**Exercise objective**
Can you arrange the entries starting at the beginning of the entries and ending at the line containing "area-stage-1 (977, 100, 1336, 1242)" as a JSON list of strings, one per line, with blank lines left out?

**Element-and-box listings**
^^^^
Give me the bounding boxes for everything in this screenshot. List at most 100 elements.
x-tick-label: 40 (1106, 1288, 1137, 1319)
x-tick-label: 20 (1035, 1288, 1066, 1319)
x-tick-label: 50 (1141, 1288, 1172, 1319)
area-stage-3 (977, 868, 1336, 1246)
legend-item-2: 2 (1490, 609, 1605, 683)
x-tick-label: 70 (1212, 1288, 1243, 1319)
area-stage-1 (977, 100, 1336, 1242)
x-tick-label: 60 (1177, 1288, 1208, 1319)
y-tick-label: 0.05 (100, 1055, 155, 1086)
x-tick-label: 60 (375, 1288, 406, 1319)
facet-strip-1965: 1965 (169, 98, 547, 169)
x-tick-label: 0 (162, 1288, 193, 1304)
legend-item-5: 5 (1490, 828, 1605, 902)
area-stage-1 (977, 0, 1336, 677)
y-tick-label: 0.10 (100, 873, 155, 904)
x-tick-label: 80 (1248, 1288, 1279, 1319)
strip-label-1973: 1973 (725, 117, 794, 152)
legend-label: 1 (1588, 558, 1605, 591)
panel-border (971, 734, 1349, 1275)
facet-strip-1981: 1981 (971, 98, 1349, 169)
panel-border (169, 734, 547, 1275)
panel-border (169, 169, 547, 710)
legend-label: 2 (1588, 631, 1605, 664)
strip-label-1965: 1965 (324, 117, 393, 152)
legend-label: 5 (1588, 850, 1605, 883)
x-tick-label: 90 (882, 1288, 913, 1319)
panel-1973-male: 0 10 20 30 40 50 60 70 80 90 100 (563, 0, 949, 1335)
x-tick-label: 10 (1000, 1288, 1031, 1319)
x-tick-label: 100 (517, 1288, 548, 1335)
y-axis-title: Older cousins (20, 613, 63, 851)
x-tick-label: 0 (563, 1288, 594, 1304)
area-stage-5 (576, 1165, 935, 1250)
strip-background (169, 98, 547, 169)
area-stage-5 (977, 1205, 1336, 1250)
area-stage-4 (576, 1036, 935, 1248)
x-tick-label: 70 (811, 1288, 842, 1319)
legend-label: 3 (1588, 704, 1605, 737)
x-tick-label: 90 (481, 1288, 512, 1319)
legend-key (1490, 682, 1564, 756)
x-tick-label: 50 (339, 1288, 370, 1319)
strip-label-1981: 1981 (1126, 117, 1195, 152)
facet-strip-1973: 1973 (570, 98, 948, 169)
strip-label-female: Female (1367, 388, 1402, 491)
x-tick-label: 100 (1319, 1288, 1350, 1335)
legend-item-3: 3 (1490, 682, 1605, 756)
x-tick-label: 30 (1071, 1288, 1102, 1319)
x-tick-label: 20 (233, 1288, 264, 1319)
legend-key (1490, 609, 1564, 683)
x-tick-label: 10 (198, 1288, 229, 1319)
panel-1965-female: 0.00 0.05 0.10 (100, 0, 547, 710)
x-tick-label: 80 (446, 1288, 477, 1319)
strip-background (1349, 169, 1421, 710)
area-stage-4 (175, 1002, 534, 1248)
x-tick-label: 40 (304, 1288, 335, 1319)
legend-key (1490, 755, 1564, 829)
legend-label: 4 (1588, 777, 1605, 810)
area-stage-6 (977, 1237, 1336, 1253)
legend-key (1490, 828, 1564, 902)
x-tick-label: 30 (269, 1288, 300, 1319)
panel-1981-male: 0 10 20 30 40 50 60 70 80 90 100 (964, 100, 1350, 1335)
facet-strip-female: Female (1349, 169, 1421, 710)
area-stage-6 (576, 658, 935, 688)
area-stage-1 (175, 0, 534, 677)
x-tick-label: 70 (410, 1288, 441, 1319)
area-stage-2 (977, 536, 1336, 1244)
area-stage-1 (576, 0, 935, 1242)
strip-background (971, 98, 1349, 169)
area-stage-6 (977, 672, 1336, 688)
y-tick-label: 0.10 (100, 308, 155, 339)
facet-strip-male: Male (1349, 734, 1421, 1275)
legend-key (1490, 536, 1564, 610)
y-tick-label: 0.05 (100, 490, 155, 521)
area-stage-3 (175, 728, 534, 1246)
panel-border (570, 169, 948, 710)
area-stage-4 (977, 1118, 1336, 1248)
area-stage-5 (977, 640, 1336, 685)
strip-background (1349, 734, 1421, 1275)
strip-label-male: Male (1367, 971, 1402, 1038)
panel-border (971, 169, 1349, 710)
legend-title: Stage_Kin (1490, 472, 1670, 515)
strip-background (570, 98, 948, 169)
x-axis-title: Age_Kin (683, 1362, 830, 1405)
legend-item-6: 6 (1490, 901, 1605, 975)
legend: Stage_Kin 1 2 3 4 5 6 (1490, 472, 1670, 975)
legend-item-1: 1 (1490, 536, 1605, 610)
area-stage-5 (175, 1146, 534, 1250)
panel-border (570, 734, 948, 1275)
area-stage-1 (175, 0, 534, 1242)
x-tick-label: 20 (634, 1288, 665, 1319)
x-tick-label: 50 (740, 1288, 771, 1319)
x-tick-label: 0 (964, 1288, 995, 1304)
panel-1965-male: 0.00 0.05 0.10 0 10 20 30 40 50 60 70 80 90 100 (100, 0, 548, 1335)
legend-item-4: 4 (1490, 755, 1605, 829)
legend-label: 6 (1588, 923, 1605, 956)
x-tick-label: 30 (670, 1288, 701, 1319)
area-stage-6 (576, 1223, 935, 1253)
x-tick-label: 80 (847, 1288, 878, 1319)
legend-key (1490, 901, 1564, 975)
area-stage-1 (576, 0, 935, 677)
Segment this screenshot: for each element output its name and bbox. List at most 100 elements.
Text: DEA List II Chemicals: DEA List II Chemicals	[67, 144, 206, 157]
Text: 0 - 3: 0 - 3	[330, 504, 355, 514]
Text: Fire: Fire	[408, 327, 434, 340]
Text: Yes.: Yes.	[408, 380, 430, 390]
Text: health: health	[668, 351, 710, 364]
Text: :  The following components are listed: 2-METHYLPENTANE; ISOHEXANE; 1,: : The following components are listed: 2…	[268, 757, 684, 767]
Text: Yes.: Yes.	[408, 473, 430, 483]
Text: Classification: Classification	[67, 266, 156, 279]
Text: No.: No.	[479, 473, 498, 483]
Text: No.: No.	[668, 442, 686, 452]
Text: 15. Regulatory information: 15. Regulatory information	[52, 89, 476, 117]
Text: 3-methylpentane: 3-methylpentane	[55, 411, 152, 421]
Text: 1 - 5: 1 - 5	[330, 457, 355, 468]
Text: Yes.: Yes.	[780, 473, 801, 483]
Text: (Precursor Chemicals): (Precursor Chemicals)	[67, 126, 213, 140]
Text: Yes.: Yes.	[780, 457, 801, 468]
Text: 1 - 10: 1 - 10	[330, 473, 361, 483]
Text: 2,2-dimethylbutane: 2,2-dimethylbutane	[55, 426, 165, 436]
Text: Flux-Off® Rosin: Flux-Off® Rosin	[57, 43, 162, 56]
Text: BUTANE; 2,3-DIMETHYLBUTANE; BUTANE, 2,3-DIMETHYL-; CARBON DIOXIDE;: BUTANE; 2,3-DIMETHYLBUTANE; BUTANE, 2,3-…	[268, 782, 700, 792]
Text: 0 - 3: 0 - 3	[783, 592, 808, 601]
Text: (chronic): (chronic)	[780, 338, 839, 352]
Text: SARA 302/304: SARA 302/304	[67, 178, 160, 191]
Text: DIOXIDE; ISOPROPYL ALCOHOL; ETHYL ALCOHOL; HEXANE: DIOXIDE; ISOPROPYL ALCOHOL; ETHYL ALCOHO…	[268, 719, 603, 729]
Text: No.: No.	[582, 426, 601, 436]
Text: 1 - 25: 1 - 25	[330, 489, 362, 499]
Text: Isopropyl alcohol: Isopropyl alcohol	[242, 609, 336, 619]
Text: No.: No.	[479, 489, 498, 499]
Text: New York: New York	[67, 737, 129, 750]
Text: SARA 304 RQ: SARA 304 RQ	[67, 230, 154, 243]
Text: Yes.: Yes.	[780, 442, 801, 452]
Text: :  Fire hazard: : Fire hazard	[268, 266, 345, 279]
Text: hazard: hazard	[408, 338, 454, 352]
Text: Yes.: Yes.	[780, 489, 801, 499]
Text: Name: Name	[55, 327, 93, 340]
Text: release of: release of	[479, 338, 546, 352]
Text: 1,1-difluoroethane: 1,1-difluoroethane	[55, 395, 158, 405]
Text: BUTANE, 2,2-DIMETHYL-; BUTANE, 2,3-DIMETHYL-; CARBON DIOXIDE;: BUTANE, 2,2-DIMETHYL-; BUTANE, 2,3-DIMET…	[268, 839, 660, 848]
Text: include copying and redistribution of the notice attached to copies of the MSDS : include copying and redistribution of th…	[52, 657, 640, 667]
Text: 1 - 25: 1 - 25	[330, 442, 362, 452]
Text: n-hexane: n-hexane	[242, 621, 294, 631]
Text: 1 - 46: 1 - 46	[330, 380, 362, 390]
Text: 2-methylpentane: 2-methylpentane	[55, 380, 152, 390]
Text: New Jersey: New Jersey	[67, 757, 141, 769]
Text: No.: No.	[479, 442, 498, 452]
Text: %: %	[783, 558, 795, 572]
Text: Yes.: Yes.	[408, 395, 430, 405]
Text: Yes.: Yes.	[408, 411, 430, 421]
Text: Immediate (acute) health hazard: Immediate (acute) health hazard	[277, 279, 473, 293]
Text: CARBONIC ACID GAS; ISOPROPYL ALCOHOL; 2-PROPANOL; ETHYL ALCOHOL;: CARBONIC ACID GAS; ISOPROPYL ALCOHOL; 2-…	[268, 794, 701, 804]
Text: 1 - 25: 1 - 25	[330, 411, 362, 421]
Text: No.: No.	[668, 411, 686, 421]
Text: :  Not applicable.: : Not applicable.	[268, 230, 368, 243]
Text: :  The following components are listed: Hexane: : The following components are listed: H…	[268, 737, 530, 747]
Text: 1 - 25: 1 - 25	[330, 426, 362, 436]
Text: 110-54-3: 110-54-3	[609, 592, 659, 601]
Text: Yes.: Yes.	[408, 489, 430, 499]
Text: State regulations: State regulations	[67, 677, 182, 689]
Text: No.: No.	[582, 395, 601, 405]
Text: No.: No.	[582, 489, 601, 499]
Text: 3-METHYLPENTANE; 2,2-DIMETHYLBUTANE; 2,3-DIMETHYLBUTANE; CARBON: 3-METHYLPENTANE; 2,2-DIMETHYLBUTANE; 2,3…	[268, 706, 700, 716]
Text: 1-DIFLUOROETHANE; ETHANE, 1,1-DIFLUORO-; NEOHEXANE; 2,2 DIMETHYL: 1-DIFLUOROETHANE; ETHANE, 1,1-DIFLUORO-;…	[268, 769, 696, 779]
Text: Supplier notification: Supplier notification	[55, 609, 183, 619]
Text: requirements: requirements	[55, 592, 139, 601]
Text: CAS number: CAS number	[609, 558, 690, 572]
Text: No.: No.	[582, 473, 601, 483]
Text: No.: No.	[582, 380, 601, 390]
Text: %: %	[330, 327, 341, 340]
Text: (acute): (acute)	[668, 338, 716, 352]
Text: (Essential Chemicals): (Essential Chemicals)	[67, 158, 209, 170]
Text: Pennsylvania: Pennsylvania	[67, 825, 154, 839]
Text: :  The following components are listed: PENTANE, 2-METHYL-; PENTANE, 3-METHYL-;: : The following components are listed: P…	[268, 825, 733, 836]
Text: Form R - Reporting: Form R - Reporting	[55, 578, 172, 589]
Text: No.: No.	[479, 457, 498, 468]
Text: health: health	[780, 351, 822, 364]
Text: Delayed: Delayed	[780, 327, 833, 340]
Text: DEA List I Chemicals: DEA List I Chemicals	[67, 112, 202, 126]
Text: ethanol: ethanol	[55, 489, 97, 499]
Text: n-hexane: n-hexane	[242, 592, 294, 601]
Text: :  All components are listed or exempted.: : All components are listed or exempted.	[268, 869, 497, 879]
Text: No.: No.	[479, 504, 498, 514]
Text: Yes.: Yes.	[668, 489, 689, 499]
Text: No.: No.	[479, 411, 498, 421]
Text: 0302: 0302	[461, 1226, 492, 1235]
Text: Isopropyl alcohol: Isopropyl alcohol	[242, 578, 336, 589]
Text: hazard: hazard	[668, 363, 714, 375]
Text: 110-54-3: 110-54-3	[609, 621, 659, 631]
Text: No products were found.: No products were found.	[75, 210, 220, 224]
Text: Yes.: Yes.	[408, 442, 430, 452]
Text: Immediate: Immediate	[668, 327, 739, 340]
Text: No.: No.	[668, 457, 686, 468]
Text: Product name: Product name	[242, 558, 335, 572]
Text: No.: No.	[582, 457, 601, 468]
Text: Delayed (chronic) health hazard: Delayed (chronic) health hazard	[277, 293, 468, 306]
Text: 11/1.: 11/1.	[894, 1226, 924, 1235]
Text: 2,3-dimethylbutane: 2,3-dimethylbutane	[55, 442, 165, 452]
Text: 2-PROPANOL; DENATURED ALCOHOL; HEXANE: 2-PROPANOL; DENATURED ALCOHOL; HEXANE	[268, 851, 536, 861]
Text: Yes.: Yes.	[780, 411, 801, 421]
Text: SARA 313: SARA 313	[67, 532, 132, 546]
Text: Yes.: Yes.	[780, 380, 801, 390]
^^^^
**Written answer**
[
  "Give me the bounding boxes for everything in this screenshot. List at most 100 elements.",
  "x-tick-label: 40 (1106, 1288, 1137, 1319)",
  "x-tick-label: 20 (1035, 1288, 1066, 1319)",
  "x-tick-label: 50 (1141, 1288, 1172, 1319)",
  "area-stage-3 (977, 868, 1336, 1246)",
  "legend-item-2: 2 (1490, 609, 1605, 683)",
  "x-tick-label: 70 (1212, 1288, 1243, 1319)",
  "area-stage-1 (977, 100, 1336, 1242)"
]